* **WHAT TO WORK ON**: Print the listing as it stands, omitting all images.

* **DATA SHOWN**:

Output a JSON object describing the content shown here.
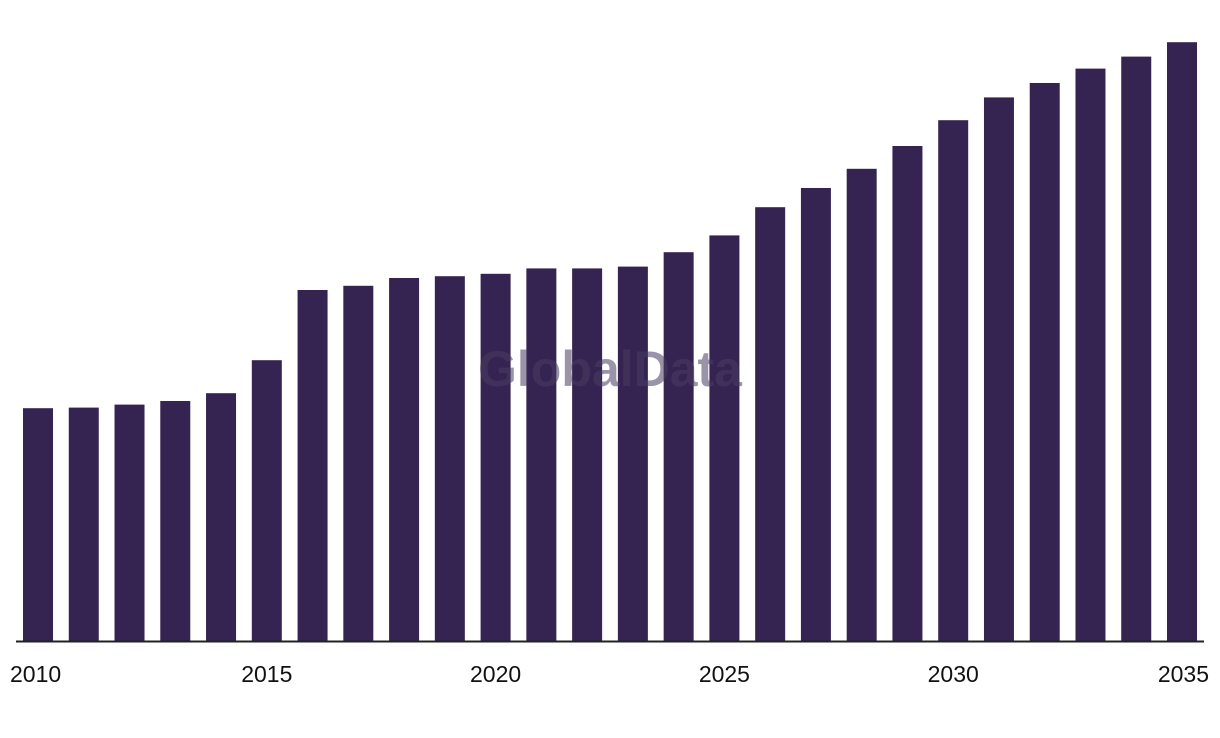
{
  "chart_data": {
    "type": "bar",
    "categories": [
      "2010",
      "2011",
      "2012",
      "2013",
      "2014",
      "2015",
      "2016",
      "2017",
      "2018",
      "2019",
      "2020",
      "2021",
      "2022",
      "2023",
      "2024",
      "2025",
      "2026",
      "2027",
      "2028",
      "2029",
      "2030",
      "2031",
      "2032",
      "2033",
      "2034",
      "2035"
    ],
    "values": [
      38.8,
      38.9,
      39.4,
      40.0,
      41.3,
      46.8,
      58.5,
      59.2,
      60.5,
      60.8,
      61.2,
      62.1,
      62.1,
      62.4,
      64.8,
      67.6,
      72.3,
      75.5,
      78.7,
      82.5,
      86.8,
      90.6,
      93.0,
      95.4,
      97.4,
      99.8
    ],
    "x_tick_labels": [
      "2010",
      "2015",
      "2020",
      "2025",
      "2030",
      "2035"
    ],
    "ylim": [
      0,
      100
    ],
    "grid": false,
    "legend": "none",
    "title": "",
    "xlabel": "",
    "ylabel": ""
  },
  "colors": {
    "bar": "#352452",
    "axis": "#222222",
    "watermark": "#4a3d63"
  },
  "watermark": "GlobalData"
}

* **REPLY TO THE EXERCISE**:
Output a JSON object describing the content shown here.
{
  "chart_data": {
    "type": "bar",
    "categories": [
      "2010",
      "2011",
      "2012",
      "2013",
      "2014",
      "2015",
      "2016",
      "2017",
      "2018",
      "2019",
      "2020",
      "2021",
      "2022",
      "2023",
      "2024",
      "2025",
      "2026",
      "2027",
      "2028",
      "2029",
      "2030",
      "2031",
      "2032",
      "2033",
      "2034",
      "2035"
    ],
    "values": [
      38.8,
      38.9,
      39.4,
      40.0,
      41.3,
      46.8,
      58.5,
      59.2,
      60.5,
      60.8,
      61.2,
      62.1,
      62.1,
      62.4,
      64.8,
      67.6,
      72.3,
      75.5,
      78.7,
      82.5,
      86.8,
      90.6,
      93.0,
      95.4,
      97.4,
      99.8
    ],
    "x_tick_labels": [
      "2010",
      "2015",
      "2020",
      "2025",
      "2030",
      "2035"
    ],
    "ylim": [
      0,
      100
    ],
    "grid": false,
    "legend": "none",
    "title": "",
    "xlabel": "",
    "ylabel": ""
  },
  "colors": {
    "bar": "#352452",
    "axis": "#222222",
    "watermark": "#4a3d63"
  },
  "watermark": "GlobalData"
}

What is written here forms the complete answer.